-------- The input

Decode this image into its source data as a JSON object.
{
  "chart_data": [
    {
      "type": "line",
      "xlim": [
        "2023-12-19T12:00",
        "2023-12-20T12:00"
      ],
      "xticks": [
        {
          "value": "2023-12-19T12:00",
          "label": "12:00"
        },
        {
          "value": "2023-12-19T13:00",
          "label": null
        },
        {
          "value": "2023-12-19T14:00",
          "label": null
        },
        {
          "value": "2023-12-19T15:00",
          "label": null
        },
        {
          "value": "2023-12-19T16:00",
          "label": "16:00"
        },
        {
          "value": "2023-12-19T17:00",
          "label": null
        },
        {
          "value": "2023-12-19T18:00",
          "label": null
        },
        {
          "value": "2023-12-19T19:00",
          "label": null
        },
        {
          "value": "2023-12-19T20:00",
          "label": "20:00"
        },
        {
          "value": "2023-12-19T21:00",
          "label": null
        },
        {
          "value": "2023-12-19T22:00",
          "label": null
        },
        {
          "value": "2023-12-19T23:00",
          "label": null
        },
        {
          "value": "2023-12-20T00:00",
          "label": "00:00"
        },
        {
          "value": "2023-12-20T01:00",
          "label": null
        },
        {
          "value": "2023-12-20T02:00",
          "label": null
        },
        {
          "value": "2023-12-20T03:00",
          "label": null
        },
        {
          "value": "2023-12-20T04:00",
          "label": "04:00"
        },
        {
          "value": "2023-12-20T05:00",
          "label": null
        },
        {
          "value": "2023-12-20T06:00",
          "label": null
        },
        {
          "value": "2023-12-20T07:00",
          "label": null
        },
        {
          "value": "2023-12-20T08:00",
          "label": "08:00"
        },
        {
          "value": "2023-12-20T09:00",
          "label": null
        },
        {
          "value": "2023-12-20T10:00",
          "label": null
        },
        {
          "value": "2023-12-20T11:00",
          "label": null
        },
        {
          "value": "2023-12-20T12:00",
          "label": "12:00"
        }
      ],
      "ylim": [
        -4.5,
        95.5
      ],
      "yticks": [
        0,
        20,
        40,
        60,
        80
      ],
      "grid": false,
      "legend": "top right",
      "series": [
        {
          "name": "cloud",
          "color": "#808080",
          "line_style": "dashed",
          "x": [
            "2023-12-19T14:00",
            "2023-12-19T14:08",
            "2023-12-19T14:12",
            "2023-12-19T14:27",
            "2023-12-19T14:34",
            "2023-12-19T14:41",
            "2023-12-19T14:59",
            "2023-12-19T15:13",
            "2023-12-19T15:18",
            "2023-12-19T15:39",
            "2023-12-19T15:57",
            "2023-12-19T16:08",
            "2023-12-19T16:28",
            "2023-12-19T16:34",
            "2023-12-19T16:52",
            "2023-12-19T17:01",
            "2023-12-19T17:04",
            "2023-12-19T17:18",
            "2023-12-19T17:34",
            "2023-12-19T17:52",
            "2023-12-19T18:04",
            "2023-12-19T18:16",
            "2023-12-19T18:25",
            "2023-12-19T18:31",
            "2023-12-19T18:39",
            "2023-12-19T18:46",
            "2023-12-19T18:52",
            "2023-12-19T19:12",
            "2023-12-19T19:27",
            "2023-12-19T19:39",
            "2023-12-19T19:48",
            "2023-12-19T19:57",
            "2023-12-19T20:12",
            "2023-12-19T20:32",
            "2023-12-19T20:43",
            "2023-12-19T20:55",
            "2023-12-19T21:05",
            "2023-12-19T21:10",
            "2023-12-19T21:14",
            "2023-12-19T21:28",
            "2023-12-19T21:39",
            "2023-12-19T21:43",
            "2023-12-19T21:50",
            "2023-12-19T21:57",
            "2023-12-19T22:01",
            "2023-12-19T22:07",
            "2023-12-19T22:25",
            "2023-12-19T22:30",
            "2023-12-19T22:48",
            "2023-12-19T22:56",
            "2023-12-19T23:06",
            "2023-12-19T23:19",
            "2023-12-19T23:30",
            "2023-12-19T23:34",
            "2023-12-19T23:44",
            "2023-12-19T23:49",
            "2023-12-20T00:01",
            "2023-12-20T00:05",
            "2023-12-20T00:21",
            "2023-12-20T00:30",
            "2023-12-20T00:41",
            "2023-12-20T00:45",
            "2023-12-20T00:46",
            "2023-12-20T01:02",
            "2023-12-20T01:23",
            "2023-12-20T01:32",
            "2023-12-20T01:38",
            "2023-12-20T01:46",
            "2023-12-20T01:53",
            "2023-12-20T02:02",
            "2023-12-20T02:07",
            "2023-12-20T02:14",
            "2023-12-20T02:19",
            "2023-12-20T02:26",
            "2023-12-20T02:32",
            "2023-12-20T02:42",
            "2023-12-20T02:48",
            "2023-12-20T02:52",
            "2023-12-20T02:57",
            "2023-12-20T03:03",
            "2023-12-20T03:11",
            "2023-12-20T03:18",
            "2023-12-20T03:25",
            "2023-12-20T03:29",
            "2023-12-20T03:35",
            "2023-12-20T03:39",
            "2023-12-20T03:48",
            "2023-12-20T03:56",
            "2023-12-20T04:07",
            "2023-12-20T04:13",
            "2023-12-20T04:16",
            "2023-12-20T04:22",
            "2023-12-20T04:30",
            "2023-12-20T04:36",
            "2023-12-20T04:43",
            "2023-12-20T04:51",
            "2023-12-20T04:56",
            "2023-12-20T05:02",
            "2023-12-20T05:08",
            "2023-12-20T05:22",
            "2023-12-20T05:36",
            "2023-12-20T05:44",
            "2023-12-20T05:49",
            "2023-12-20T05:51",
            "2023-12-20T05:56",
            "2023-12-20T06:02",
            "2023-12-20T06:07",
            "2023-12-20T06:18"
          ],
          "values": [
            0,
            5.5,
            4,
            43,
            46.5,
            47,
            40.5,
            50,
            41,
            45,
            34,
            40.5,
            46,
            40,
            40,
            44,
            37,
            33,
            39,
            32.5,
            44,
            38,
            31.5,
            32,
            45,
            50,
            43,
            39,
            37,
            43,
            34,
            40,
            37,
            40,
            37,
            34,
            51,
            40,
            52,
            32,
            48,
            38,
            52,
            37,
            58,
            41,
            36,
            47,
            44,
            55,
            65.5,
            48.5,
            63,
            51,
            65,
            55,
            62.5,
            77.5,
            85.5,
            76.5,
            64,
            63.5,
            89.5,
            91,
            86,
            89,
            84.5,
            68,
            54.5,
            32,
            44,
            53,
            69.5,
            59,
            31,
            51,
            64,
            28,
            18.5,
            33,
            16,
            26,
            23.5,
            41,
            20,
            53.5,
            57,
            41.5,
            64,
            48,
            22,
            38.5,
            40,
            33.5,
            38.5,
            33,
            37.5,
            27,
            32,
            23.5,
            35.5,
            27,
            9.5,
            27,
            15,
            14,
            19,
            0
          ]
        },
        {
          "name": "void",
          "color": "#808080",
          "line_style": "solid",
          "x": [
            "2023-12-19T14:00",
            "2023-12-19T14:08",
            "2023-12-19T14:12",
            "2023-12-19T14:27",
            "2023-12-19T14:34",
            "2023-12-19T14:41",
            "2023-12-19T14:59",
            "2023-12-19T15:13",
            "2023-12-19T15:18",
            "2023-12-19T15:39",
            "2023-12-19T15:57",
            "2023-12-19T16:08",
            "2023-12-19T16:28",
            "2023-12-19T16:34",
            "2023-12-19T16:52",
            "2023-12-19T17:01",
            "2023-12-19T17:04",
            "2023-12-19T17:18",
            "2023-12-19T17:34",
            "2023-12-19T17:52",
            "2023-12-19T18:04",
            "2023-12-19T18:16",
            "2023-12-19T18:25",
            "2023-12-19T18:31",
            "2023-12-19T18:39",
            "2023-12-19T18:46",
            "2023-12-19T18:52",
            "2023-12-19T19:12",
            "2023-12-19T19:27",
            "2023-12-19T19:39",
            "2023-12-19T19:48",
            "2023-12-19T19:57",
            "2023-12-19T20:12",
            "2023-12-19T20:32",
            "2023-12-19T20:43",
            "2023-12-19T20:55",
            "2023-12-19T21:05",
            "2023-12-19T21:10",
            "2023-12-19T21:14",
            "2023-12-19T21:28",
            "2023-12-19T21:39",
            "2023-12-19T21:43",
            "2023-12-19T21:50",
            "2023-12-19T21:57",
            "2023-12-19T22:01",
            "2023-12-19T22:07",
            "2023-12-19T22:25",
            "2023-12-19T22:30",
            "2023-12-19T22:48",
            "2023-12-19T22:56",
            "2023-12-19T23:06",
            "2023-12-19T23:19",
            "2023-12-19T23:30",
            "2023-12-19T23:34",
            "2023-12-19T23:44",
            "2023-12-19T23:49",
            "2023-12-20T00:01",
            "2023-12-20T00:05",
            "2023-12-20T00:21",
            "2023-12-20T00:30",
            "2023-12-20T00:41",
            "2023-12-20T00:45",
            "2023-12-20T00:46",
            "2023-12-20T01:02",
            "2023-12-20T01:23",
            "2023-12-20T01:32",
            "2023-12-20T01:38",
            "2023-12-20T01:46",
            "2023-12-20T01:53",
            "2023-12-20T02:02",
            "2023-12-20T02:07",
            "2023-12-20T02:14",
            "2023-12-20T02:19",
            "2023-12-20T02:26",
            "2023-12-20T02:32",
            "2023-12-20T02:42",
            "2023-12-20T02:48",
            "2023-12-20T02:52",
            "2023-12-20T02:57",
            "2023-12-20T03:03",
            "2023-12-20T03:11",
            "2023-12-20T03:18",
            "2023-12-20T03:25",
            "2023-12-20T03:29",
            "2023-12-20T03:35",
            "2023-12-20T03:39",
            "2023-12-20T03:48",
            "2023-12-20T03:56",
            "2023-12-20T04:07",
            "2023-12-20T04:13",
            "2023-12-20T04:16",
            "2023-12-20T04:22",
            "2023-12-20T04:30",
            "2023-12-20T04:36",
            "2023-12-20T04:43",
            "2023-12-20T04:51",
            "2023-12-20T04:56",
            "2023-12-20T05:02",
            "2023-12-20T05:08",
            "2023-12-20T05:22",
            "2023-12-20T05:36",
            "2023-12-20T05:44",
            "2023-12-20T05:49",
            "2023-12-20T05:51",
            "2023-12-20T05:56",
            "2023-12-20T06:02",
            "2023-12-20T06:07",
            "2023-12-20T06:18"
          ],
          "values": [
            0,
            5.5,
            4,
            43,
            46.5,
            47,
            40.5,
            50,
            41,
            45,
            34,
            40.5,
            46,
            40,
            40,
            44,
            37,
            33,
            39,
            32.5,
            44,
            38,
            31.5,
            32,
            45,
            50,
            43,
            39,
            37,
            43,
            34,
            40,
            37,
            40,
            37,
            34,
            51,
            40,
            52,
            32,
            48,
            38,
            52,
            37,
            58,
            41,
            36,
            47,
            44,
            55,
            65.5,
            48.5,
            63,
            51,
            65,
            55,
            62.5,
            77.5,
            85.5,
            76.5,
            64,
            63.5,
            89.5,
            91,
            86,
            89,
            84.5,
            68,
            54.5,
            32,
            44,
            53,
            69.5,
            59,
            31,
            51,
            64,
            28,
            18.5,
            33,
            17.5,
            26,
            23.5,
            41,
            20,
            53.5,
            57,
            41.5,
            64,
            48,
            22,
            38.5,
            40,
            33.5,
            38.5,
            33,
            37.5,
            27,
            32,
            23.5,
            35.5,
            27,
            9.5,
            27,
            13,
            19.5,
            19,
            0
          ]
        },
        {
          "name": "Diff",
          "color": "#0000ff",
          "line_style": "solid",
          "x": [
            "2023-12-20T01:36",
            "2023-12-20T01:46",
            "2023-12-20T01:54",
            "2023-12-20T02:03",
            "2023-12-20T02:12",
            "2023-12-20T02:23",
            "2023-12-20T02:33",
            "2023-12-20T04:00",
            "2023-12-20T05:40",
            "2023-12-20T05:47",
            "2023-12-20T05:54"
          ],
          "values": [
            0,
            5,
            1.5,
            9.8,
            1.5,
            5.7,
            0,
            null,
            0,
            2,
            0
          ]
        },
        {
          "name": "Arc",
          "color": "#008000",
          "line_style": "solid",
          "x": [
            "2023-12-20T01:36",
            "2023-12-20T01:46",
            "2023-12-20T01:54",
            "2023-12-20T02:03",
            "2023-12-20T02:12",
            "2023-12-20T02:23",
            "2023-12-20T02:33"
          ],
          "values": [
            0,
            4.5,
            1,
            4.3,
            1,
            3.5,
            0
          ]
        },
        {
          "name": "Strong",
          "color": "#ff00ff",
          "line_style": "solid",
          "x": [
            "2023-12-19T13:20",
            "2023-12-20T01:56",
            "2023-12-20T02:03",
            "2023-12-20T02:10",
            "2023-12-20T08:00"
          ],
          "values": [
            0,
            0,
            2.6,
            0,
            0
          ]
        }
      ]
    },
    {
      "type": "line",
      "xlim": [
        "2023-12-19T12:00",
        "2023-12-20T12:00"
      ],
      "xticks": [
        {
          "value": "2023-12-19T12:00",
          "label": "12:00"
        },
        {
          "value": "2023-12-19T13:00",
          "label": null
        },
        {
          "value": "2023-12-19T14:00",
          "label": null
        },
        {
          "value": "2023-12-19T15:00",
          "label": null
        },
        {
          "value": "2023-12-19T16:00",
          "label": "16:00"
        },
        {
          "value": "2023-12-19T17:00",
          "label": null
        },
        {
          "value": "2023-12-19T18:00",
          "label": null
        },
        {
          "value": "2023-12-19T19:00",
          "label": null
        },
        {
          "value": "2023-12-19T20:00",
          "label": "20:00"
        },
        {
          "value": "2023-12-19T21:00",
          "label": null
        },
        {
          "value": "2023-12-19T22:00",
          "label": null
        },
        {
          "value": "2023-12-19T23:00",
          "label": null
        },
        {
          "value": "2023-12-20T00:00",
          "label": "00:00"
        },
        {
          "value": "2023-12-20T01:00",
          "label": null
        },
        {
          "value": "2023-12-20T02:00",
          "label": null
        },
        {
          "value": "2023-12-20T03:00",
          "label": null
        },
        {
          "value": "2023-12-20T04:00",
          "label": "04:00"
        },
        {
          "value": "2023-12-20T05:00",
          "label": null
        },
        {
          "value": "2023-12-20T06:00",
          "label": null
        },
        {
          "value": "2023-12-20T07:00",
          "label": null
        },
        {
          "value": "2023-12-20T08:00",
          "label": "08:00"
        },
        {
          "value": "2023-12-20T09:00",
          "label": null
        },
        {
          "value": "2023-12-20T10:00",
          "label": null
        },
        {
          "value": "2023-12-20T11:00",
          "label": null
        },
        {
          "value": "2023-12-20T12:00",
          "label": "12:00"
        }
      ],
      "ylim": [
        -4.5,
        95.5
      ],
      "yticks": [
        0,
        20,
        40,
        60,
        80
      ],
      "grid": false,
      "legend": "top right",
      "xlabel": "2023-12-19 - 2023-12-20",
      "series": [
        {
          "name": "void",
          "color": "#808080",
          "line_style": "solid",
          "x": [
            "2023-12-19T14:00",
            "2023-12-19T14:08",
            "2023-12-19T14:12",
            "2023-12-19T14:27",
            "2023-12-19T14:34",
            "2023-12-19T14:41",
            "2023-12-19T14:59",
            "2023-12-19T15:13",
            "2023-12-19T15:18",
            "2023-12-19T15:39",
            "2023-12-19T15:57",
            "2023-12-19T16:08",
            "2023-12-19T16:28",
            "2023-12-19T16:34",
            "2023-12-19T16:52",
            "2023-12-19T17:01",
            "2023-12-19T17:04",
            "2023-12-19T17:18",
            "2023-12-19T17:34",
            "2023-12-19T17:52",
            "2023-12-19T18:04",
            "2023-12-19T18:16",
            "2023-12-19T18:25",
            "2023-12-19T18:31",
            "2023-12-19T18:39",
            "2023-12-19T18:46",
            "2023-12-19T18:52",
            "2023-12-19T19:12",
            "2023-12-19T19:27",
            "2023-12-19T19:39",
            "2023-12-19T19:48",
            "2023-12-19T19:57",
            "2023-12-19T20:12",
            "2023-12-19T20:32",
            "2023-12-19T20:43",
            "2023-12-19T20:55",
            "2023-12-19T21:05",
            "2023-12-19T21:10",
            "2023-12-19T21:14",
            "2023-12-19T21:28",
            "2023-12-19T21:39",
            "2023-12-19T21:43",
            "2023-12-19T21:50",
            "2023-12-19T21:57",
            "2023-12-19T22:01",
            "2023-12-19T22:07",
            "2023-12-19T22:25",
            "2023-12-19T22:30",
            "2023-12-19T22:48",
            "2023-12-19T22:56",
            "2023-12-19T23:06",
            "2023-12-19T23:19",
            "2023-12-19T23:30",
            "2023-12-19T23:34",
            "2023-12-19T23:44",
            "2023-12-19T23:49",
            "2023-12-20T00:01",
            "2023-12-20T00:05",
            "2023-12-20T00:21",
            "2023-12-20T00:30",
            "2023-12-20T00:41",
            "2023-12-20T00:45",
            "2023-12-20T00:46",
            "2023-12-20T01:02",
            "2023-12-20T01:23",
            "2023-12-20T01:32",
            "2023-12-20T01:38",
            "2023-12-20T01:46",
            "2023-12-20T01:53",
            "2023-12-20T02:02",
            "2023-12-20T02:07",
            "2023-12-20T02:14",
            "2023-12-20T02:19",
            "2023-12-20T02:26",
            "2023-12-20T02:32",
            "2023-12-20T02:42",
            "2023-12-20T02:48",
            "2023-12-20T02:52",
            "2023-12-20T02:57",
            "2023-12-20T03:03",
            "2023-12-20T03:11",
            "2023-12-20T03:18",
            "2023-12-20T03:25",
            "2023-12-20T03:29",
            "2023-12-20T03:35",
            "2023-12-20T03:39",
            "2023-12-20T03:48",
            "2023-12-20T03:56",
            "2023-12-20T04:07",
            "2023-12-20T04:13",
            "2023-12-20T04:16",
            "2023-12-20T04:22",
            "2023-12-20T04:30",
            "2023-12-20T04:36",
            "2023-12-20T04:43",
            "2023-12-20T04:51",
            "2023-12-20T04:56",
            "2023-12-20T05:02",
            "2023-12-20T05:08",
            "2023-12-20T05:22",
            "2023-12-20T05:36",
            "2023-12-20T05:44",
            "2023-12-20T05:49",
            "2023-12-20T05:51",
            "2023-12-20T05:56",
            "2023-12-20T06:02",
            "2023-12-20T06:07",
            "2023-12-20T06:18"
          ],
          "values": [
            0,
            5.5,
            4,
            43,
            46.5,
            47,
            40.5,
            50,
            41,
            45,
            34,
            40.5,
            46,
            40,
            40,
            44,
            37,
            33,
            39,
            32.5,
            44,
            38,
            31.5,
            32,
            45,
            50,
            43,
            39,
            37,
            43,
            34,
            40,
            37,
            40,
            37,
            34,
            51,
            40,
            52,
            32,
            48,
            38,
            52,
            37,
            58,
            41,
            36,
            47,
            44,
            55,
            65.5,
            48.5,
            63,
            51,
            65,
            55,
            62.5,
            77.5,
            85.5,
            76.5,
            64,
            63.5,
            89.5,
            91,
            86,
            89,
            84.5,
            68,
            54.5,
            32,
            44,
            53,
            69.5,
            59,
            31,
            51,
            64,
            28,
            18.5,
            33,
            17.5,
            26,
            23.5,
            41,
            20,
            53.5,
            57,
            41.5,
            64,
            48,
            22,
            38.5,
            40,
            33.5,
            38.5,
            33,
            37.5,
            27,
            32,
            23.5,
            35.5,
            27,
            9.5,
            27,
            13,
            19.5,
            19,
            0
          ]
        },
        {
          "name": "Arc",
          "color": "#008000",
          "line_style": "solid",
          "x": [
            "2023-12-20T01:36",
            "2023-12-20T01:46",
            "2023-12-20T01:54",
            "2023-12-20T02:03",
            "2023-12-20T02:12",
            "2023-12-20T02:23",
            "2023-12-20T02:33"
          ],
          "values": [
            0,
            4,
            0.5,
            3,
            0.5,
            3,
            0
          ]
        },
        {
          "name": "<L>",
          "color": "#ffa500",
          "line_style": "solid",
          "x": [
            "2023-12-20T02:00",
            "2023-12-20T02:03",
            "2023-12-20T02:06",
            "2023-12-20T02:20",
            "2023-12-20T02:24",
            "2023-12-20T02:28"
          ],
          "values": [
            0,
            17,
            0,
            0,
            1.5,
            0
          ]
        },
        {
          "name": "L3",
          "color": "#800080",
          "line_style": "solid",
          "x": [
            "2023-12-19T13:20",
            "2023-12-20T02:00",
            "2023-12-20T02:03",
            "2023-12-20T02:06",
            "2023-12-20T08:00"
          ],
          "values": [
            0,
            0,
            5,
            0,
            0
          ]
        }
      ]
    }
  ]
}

----------------

§ The task
Tally up the lines in the records containing the word "name", then give the count and nothing else.

§ Result below
9